## What the exercise asks
Each line containing the word "from" should be found and copied.

— START OF Given records —

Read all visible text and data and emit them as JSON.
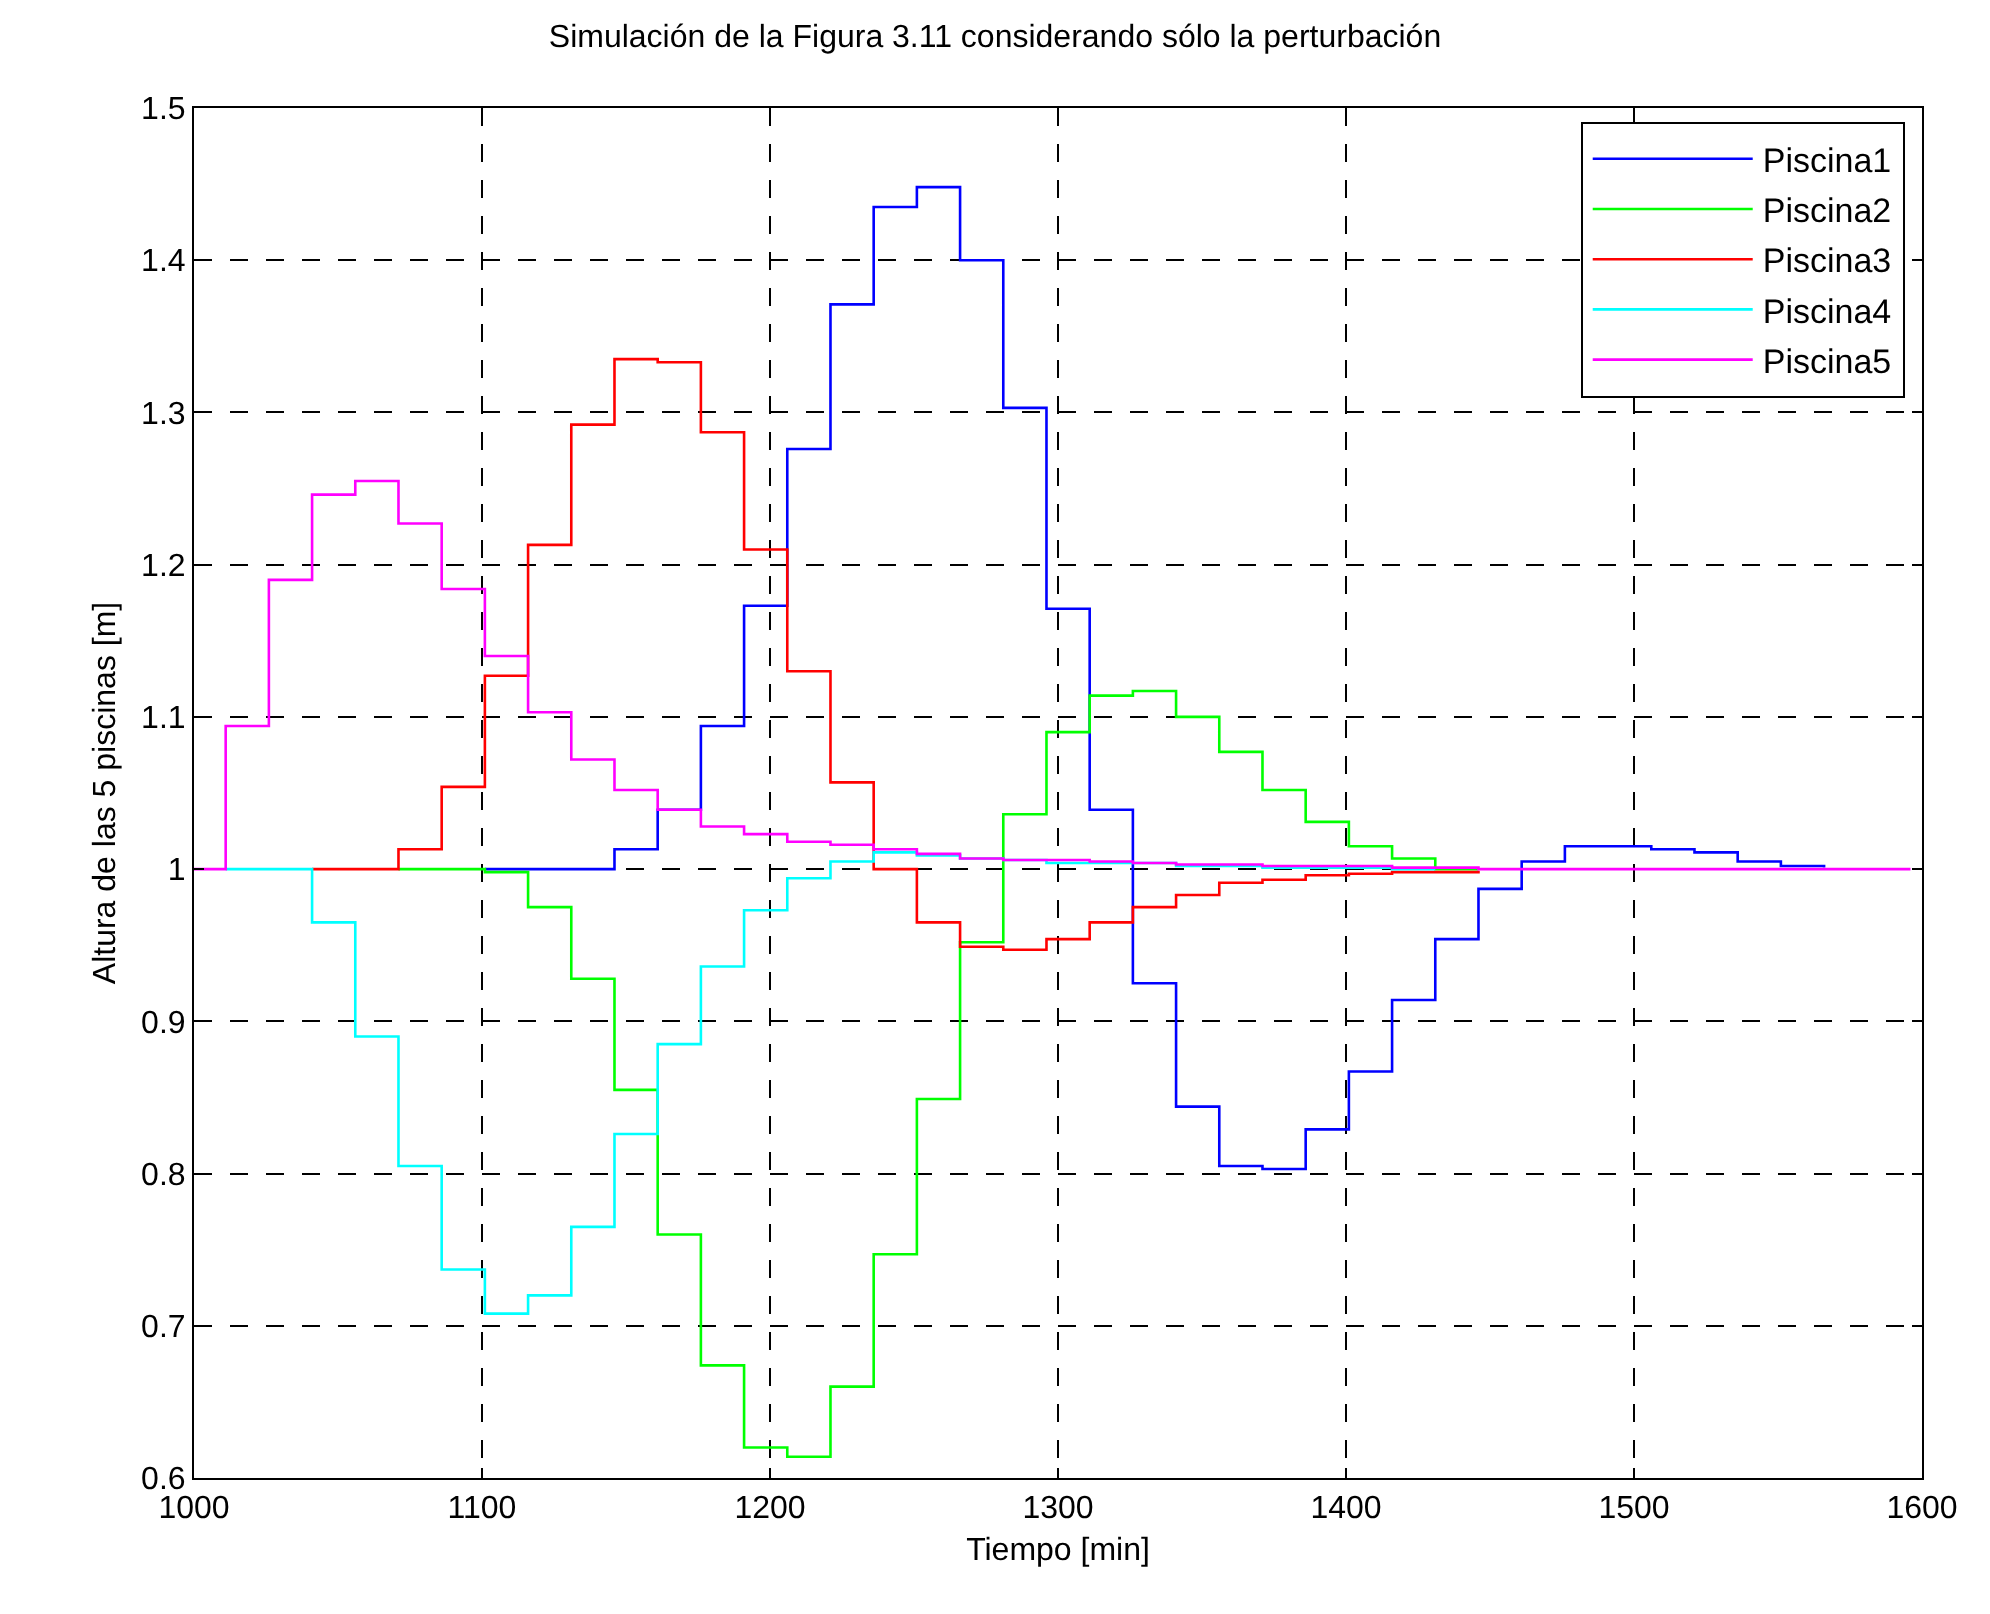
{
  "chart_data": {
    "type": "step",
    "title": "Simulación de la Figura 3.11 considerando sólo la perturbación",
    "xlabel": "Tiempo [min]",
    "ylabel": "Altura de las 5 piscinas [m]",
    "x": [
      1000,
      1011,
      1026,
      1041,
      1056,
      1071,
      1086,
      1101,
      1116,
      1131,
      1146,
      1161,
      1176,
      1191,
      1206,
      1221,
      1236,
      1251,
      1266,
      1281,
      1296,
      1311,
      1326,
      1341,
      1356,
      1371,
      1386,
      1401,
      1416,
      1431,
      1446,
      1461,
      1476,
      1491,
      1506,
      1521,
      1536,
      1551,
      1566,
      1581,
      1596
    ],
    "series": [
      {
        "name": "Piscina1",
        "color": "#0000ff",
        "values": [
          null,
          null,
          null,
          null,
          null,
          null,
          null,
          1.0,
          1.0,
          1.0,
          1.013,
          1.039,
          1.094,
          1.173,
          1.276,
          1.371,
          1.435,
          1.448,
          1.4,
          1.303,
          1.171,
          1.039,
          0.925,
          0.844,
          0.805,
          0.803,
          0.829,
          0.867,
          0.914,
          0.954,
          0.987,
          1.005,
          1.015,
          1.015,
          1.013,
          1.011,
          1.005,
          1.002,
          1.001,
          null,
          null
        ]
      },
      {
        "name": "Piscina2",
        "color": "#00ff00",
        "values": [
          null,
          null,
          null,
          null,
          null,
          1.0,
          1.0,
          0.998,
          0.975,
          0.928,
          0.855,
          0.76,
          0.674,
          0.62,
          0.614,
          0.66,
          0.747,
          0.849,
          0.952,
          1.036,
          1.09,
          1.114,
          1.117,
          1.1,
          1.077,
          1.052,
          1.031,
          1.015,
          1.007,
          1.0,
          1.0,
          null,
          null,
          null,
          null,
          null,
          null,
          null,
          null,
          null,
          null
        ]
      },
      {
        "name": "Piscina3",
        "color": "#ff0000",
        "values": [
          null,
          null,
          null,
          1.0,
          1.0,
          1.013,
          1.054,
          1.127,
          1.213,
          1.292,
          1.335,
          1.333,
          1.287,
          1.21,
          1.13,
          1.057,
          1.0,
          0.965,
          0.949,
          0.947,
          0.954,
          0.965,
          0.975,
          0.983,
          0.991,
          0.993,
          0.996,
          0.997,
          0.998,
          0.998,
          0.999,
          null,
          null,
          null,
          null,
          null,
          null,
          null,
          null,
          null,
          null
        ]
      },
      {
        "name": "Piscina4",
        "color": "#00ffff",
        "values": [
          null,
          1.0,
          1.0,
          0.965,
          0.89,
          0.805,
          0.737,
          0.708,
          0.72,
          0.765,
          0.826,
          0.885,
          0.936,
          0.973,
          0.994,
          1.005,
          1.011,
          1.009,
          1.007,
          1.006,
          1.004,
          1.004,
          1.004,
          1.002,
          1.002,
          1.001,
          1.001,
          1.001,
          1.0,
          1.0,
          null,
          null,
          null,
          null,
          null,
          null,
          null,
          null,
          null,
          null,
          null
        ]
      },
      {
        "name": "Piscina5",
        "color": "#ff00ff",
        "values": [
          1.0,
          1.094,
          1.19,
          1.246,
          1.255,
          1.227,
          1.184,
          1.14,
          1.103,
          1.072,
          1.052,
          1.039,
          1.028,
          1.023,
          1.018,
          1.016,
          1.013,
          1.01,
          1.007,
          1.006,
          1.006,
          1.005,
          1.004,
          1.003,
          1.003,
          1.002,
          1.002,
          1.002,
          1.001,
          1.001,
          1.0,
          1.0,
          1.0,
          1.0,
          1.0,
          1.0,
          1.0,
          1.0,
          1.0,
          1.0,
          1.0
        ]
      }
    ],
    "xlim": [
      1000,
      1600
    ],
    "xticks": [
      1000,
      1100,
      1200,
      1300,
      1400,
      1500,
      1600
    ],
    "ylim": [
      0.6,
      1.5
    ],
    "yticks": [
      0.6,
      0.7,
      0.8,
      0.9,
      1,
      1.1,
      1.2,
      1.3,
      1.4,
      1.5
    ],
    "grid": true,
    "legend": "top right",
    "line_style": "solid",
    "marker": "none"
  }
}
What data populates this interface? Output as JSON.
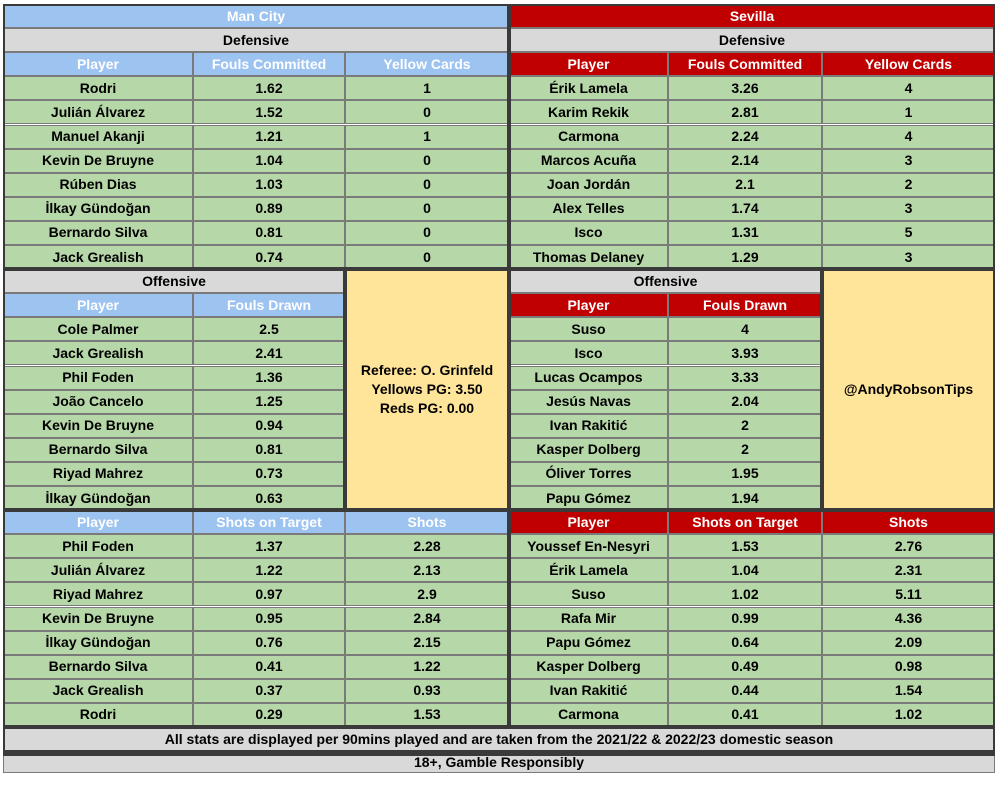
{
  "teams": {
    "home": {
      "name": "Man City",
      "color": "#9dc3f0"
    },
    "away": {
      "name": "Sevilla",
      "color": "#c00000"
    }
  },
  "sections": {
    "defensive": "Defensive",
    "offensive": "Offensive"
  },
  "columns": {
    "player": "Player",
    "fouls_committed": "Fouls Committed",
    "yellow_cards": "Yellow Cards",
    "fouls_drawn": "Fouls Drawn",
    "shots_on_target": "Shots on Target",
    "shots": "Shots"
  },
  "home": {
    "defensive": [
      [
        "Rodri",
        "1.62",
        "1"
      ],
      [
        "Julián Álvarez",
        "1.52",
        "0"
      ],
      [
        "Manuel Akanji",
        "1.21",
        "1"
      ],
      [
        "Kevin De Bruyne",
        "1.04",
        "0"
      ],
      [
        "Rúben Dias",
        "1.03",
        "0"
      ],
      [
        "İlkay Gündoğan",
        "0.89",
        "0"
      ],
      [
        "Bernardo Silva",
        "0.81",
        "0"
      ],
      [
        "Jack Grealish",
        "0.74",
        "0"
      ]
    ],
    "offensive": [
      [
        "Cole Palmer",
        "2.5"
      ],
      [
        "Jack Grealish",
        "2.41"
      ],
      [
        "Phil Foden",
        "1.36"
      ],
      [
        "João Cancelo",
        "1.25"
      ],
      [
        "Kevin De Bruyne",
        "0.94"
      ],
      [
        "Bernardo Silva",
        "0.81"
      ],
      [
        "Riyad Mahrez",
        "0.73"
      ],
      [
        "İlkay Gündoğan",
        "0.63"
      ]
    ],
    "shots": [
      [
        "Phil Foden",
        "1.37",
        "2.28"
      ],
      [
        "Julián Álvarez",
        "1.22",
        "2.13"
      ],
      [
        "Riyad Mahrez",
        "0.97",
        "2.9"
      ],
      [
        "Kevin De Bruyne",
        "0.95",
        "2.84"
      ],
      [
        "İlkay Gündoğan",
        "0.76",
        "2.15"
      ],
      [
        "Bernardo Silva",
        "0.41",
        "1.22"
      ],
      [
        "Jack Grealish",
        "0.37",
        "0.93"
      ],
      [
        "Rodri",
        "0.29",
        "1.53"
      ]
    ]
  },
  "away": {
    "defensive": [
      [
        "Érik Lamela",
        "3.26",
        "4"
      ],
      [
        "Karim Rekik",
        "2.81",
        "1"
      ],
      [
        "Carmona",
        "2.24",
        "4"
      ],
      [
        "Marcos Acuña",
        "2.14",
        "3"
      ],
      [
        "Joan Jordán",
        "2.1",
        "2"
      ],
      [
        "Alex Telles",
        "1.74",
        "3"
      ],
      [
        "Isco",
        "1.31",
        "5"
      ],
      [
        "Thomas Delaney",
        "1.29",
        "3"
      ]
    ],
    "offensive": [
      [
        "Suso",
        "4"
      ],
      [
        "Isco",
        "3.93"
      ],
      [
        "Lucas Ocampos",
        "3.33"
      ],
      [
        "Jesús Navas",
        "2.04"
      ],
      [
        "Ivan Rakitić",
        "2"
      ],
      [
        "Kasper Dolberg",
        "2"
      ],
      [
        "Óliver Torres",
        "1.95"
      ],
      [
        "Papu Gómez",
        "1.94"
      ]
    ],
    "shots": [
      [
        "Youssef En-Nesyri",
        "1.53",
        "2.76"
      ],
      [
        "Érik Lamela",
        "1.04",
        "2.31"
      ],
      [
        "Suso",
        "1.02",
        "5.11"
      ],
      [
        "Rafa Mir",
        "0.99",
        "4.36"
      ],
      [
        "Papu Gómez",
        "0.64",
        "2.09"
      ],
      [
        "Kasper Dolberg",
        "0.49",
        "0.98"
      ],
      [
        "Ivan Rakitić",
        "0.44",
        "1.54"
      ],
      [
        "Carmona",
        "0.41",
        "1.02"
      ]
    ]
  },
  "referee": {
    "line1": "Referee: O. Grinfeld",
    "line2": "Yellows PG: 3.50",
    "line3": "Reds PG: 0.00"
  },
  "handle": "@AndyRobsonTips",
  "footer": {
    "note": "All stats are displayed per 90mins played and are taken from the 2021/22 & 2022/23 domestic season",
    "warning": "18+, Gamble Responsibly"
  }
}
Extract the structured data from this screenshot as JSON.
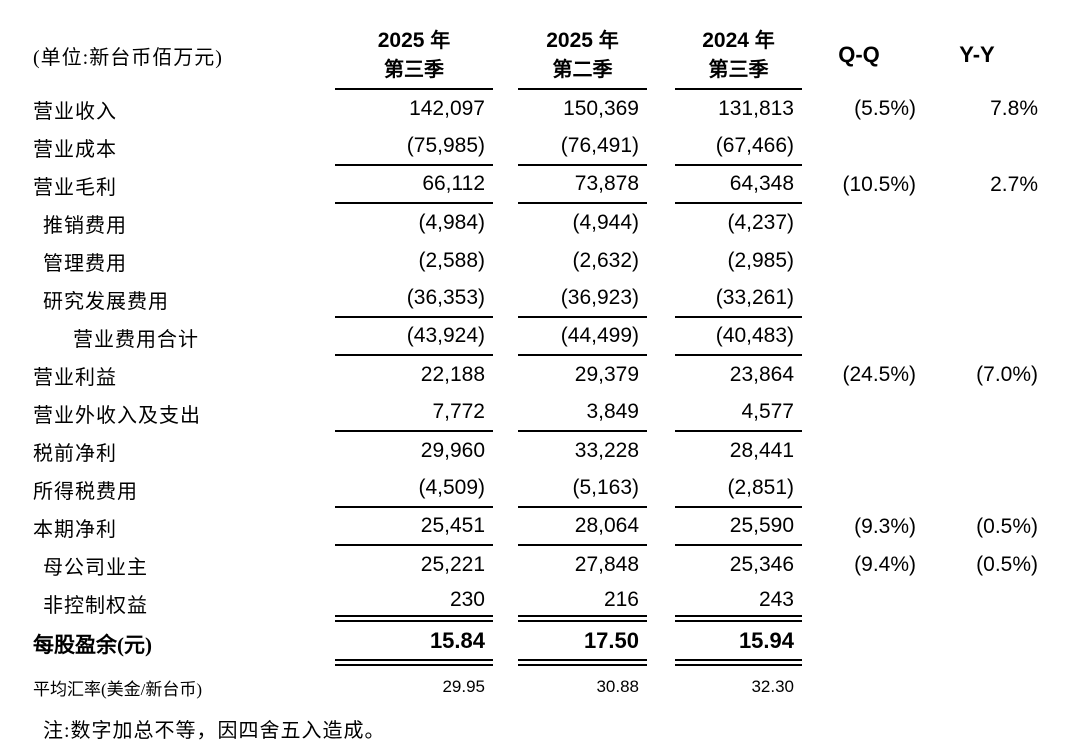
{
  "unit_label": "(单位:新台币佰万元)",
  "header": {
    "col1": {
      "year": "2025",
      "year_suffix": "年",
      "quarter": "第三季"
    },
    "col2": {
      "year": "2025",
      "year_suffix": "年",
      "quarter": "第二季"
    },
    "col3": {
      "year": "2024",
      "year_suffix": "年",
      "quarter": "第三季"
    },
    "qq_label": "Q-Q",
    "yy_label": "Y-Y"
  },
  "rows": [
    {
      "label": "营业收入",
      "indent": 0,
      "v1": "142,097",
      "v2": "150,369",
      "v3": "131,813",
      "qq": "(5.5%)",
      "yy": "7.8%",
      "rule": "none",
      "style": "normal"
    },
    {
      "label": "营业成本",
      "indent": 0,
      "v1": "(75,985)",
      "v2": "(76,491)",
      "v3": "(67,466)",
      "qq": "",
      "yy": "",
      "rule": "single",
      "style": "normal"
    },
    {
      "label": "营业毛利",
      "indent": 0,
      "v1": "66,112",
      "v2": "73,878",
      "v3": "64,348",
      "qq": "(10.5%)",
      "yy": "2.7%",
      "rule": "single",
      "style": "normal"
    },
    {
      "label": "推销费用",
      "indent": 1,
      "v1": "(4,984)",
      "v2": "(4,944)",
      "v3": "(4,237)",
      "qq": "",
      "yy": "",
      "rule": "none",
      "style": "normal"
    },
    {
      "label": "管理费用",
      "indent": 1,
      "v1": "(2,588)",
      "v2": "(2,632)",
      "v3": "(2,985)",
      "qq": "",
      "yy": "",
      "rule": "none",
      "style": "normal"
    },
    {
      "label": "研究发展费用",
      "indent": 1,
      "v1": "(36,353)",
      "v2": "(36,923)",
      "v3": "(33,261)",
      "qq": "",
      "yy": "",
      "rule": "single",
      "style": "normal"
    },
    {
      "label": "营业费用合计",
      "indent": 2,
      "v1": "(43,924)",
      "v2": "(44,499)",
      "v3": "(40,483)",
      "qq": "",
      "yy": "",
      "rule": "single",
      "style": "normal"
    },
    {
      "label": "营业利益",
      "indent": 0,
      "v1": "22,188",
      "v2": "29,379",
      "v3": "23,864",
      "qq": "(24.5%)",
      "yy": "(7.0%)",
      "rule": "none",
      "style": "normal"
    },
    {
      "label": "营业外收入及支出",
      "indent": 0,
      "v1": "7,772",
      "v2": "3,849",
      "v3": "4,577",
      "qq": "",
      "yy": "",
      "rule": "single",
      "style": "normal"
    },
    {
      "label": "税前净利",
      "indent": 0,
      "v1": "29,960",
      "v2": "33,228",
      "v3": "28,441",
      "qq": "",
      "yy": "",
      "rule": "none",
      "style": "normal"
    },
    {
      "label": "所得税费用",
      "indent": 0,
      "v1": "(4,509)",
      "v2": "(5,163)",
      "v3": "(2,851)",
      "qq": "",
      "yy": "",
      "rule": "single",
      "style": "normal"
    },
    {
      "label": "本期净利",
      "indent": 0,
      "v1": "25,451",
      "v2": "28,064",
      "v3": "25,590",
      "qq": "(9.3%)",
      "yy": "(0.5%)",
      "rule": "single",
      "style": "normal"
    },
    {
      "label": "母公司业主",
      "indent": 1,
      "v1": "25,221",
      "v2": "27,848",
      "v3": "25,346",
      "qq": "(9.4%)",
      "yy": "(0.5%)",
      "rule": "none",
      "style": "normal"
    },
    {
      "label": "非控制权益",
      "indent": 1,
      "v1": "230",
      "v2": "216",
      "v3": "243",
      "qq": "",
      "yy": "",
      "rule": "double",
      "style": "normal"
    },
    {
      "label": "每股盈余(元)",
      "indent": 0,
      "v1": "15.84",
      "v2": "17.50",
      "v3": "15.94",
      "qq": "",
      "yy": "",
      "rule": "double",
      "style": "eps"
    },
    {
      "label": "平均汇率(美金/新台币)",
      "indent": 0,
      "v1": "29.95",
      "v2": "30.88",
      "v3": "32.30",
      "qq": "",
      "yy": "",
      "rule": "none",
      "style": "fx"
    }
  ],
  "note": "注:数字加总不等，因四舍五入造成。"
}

— END OF Given records —

## Finished exercise
    "note": "All stats are displayed per 90mins played and are taken from the 2021/22 & 2022/23 domestic season",
Extract the structured data from this screenshot as JSON.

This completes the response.